Requirement: Retype all the entries word for word, but omit the pictures.

# Start of Records supplied

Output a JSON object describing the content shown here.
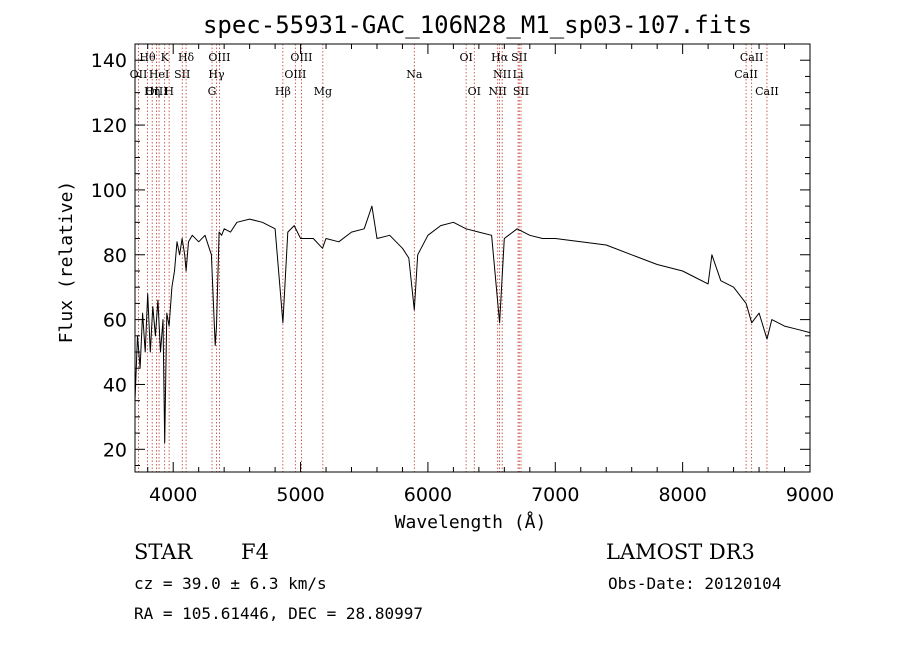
{
  "chart_data": {
    "type": "line",
    "title": "spec-55931-GAC_106N28_M1_sp03-107.fits",
    "xlabel": "Wavelength (Å)",
    "ylabel": "Flux (relative)",
    "xlim": [
      3700,
      9000
    ],
    "ylim": [
      13,
      145
    ],
    "xticks": [
      4000,
      5000,
      6000,
      7000,
      8000,
      9000
    ],
    "yticks": [
      20,
      40,
      60,
      80,
      100,
      120,
      140
    ],
    "series": [
      {
        "name": "spectrum",
        "x": [
          3700,
          3720,
          3740,
          3760,
          3780,
          3800,
          3820,
          3840,
          3860,
          3880,
          3900,
          3920,
          3933,
          3950,
          3968,
          3990,
          4010,
          4030,
          4050,
          4070,
          4090,
          4101,
          4120,
          4150,
          4200,
          4250,
          4300,
          4330,
          4340,
          4360,
          4380,
          4400,
          4450,
          4500,
          4600,
          4700,
          4800,
          4861,
          4900,
          4950,
          5000,
          5100,
          5172,
          5200,
          5300,
          5400,
          5500,
          5560,
          5600,
          5700,
          5800,
          5850,
          5893,
          5920,
          6000,
          6100,
          6200,
          6300,
          6400,
          6500,
          6563,
          6600,
          6700,
          6800,
          6900,
          7000,
          7200,
          7400,
          7600,
          7800,
          8000,
          8100,
          8200,
          8230,
          8300,
          8400,
          8498,
          8542,
          8600,
          8662,
          8700,
          8800,
          8900,
          9000
        ],
        "y": [
          35,
          55,
          45,
          62,
          50,
          68,
          50,
          64,
          55,
          66,
          50,
          60,
          22,
          62,
          58,
          70,
          75,
          84,
          80,
          85,
          80,
          75,
          84,
          86,
          84,
          86,
          80,
          52,
          58,
          87,
          86,
          88,
          87,
          90,
          91,
          90,
          88,
          59,
          87,
          89,
          85,
          85,
          82,
          85,
          84,
          87,
          88,
          95,
          85,
          86,
          82,
          79,
          63,
          80,
          86,
          89,
          90,
          88,
          87,
          86,
          59,
          85,
          88,
          86,
          85,
          85,
          84,
          83,
          80,
          77,
          75,
          73,
          71,
          80,
          72,
          70,
          65,
          59,
          62,
          54,
          60,
          58,
          57,
          56
        ]
      }
    ],
    "lines": [
      {
        "label": "Hθ",
        "wave": 3798,
        "row": 0
      },
      {
        "label": "OII",
        "wave": 3727,
        "row": 1
      },
      {
        "label": "OIII",
        "wave": 3869,
        "row": 2
      },
      {
        "label": "Hη",
        "wave": 3835,
        "row": 2
      },
      {
        "label": "HeI",
        "wave": 3889,
        "row": 1
      },
      {
        "label": "K",
        "wave": 3933,
        "row": 0
      },
      {
        "label": "H",
        "wave": 3968,
        "row": 2
      },
      {
        "label": "SII",
        "wave": 4071,
        "row": 1
      },
      {
        "label": "Hδ",
        "wave": 4101,
        "row": 0
      },
      {
        "label": "OIII",
        "wave": 4363,
        "row": 0
      },
      {
        "label": "Hγ",
        "wave": 4340,
        "row": 1
      },
      {
        "label": "G",
        "wave": 4305,
        "row": 2
      },
      {
        "label": "Hβ",
        "wave": 4861,
        "row": 2
      },
      {
        "label": "OIII",
        "wave": 5007,
        "row": 0
      },
      {
        "label": "OIII",
        "wave": 4959,
        "row": 1
      },
      {
        "label": "Mg",
        "wave": 5175,
        "row": 2
      },
      {
        "label": "Na",
        "wave": 5893,
        "row": 1
      },
      {
        "label": "OI",
        "wave": 6300,
        "row": 0
      },
      {
        "label": "OI",
        "wave": 6364,
        "row": 2
      },
      {
        "label": "Hα",
        "wave": 6563,
        "row": 0
      },
      {
        "label": "NII",
        "wave": 6583,
        "row": 1
      },
      {
        "label": "NII",
        "wave": 6548,
        "row": 2
      },
      {
        "label": "SII",
        "wave": 6717,
        "row": 0
      },
      {
        "label": "Li",
        "wave": 6708,
        "row": 1
      },
      {
        "label": "SII",
        "wave": 6731,
        "row": 2
      },
      {
        "label": "CaII",
        "wave": 8542,
        "row": 0
      },
      {
        "label": "CaII",
        "wave": 8498,
        "row": 1
      },
      {
        "label": "CaII",
        "wave": 8662,
        "row": 2
      }
    ]
  },
  "info": {
    "class_label": "STAR",
    "subclass": "F4",
    "survey": "LAMOST DR3",
    "cz": "cz = 39.0 ± 6.3 km/s",
    "obs_date": "Obs-Date: 20120104",
    "coords": "RA = 105.61446, DEC =  28.80997"
  },
  "colors": {
    "axis": "#000000",
    "spectrum": "#000000",
    "line_marker": "#c0392b"
  }
}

# End of Records supplied

Finished answer:
Output a JSON object describing the content shown here.
{
  "chart_data": {
    "type": "line",
    "title": "spec-55931-GAC_106N28_M1_sp03-107.fits",
    "xlabel": "Wavelength (Å)",
    "ylabel": "Flux (relative)",
    "xlim": [
      3700,
      9000
    ],
    "ylim": [
      13,
      145
    ],
    "xticks": [
      4000,
      5000,
      6000,
      7000,
      8000,
      9000
    ],
    "yticks": [
      20,
      40,
      60,
      80,
      100,
      120,
      140
    ],
    "series": [
      {
        "name": "spectrum",
        "x": [
          3700,
          3720,
          3740,
          3760,
          3780,
          3800,
          3820,
          3840,
          3860,
          3880,
          3900,
          3920,
          3933,
          3950,
          3968,
          3990,
          4010,
          4030,
          4050,
          4070,
          4090,
          4101,
          4120,
          4150,
          4200,
          4250,
          4300,
          4330,
          4340,
          4360,
          4380,
          4400,
          4450,
          4500,
          4600,
          4700,
          4800,
          4861,
          4900,
          4950,
          5000,
          5100,
          5172,
          5200,
          5300,
          5400,
          5500,
          5560,
          5600,
          5700,
          5800,
          5850,
          5893,
          5920,
          6000,
          6100,
          6200,
          6300,
          6400,
          6500,
          6563,
          6600,
          6700,
          6800,
          6900,
          7000,
          7200,
          7400,
          7600,
          7800,
          8000,
          8100,
          8200,
          8230,
          8300,
          8400,
          8498,
          8542,
          8600,
          8662,
          8700,
          8800,
          8900,
          9000
        ],
        "y": [
          35,
          55,
          45,
          62,
          50,
          68,
          50,
          64,
          55,
          66,
          50,
          60,
          22,
          62,
          58,
          70,
          75,
          84,
          80,
          85,
          80,
          75,
          84,
          86,
          84,
          86,
          80,
          52,
          58,
          87,
          86,
          88,
          87,
          90,
          91,
          90,
          88,
          59,
          87,
          89,
          85,
          85,
          82,
          85,
          84,
          87,
          88,
          95,
          85,
          86,
          82,
          79,
          63,
          80,
          86,
          89,
          90,
          88,
          87,
          86,
          59,
          85,
          88,
          86,
          85,
          85,
          84,
          83,
          80,
          77,
          75,
          73,
          71,
          80,
          72,
          70,
          65,
          59,
          62,
          54,
          60,
          58,
          57,
          56
        ]
      }
    ],
    "lines": [
      {
        "label": "Hθ",
        "wave": 3798,
        "row": 0
      },
      {
        "label": "OII",
        "wave": 3727,
        "row": 1
      },
      {
        "label": "OIII",
        "wave": 3869,
        "row": 2
      },
      {
        "label": "Hη",
        "wave": 3835,
        "row": 2
      },
      {
        "label": "HeI",
        "wave": 3889,
        "row": 1
      },
      {
        "label": "K",
        "wave": 3933,
        "row": 0
      },
      {
        "label": "H",
        "wave": 3968,
        "row": 2
      },
      {
        "label": "SII",
        "wave": 4071,
        "row": 1
      },
      {
        "label": "Hδ",
        "wave": 4101,
        "row": 0
      },
      {
        "label": "OIII",
        "wave": 4363,
        "row": 0
      },
      {
        "label": "Hγ",
        "wave": 4340,
        "row": 1
      },
      {
        "label": "G",
        "wave": 4305,
        "row": 2
      },
      {
        "label": "Hβ",
        "wave": 4861,
        "row": 2
      },
      {
        "label": "OIII",
        "wave": 5007,
        "row": 0
      },
      {
        "label": "OIII",
        "wave": 4959,
        "row": 1
      },
      {
        "label": "Mg",
        "wave": 5175,
        "row": 2
      },
      {
        "label": "Na",
        "wave": 5893,
        "row": 1
      },
      {
        "label": "OI",
        "wave": 6300,
        "row": 0
      },
      {
        "label": "OI",
        "wave": 6364,
        "row": 2
      },
      {
        "label": "Hα",
        "wave": 6563,
        "row": 0
      },
      {
        "label": "NII",
        "wave": 6583,
        "row": 1
      },
      {
        "label": "NII",
        "wave": 6548,
        "row": 2
      },
      {
        "label": "SII",
        "wave": 6717,
        "row": 0
      },
      {
        "label": "Li",
        "wave": 6708,
        "row": 1
      },
      {
        "label": "SII",
        "wave": 6731,
        "row": 2
      },
      {
        "label": "CaII",
        "wave": 8542,
        "row": 0
      },
      {
        "label": "CaII",
        "wave": 8498,
        "row": 1
      },
      {
        "label": "CaII",
        "wave": 8662,
        "row": 2
      }
    ]
  },
  "info": {
    "class_label": "STAR",
    "subclass": "F4",
    "survey": "LAMOST DR3",
    "cz": "cz = 39.0 ± 6.3 km/s",
    "obs_date": "Obs-Date: 20120104",
    "coords": "RA = 105.61446, DEC =  28.80997"
  },
  "colors": {
    "axis": "#000000",
    "spectrum": "#000000",
    "line_marker": "#c0392b"
  }
}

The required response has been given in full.